◆ SELECTED TEXT:
>> BEGIN

# Remembering Bailey



## Debles (Sep 6, 2007)

Bailey was very beautiful. I know exactly how you are feeling. We miss them so much.


----------



## Jackson'sMom (Oct 13, 2007)

Bailey was certainly a beautiful girl. We never fully recover from their passing.


----------



## paula bedard (Feb 5, 2008)

She was certainly a happy girl, you can see it in her eyes. I hope she's met up with my Sam. He'll have been gone 2 years on Jan 8th. I know exactly what you're feeling. As hard as the loss is, the thought of never having had Sam in my life is much worse. I hope her memory comforted you today.


----------



## Penny & Maggie's Mom (Oct 4, 2007)

What a beauty. Thank you for sharing your special girl with us today.... I hope you find comfort in thinking of her and all she means to you. What a blessing to have such a special friend.


----------



## ggdenny (Nov 2, 2008)

O, Bailey was such a beautiful girl. I just know she was a sweetheart and loved. In my thoughts.


----------



## magiclover (Apr 22, 2008)

Such a beautiful girl. Thank you for sharing her with us.


----------



## Angel_Kody (Feb 27, 2007)

The anniversaries are always tough. Thinking of you and your sweet angel Bailey today. She was a beautiful girl.


----------



## GoldenJoyx'stwo (Feb 25, 2007)

Thinking of you and Bailey...


----------



## 3 goldens (Sep 30, 2005)

*such a beautilful girl. You are right...we never have them long enough. And we never stop loving them no matter how long they have been gone.*


----------



## sharlin (Feb 26, 2007)

Play Hard Sweet Girl~Godspeed & Love


----------



## BeauShel (May 20, 2007)

She was such a pretty and happy girl and thank you for sharing her with all of us on the anniversary.


----------



## For the Love of Goldens (Dec 11, 2006)

What a sweet looking girl. It's never easy when we loose them. Hold on to your happy memories that make you smile when you think of her.


----------



## Hudson (May 18, 2005)

Thankyou for sharing pictures of your beautiful girl Bailey , what great photos!Thinking of you today as you remember Bailey's life.


----------



## goldensmum (Oct 23, 2007)

Bailey was a beautiful girl -- i am sure you remember her every day, anniversaries are always difficult.

Remember Bailey with a smile and love in you heart

Run free, play hard and sleep softly Bailey


----------



## TwoGoldens (Feb 8, 2008)

*Thanks*

Thanks to everyone for the kinds words----it means a lot to know others know how you feel. 
Special Thanks to "Sharlin" The picture is beautiful and brought tears to my eyes. Thank you!!


----------



## maggie1951 (Apr 20, 2007)

Bailey was a beautful girl they sure do leave a big hole in your heart.


----------



## IloveGQ (Nov 15, 2008)

Wow - the bottom pic looks a lot like my G - It will be 2 weeks tomorrow since G passed- I know all too well how you feel.....so sorry for you losing Bailey...

Although the pain sucks, Im glad we all remember the sweet gentle souls of our goldens....2 weeks, 2 years, 10 years - I hope I never ever forget G.....


----------

>> END

◆ DIRECTIONS:
• 1. Reproduce the passage of the Remembering Bailey thread starting with "She was such" and going on through "(Dec 11, 2006)".
• 2. Condense the paragraph of the Remembering Bailey thread that begins "She was certainly a happy girl" into a shorter version that retains its main facts.

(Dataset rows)
>> BEGIN

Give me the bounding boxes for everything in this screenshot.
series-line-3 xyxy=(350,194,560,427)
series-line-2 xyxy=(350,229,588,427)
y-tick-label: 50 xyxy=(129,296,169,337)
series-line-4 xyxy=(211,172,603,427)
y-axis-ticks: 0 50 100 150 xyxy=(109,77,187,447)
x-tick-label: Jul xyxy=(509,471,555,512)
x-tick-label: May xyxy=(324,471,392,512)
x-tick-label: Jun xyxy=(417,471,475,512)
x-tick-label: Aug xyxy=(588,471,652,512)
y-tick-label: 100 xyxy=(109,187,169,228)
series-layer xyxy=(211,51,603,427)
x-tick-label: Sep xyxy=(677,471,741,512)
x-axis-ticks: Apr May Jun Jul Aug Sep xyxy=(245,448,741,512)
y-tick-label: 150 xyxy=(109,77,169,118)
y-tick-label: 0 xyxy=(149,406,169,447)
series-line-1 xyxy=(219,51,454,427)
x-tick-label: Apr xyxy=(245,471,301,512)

>> END

◆ ANSWERS IN ORDER:
• 1.
She was such a pretty and happy girl and thank you for sharing her with all of us on the anniversary.


----------



## For the Love of Goldens (Dec 11, 2006)

• 2. Bailey's happiness shows in her eyes, and the writer hopes she has met the writer's Sam, who will have been gone two years on Jan 8th. The writer knows the feeling and holds that, hard as the loss is, never having had Sam would be much worse. The writer hopes Bailey's memory brought comfort that day.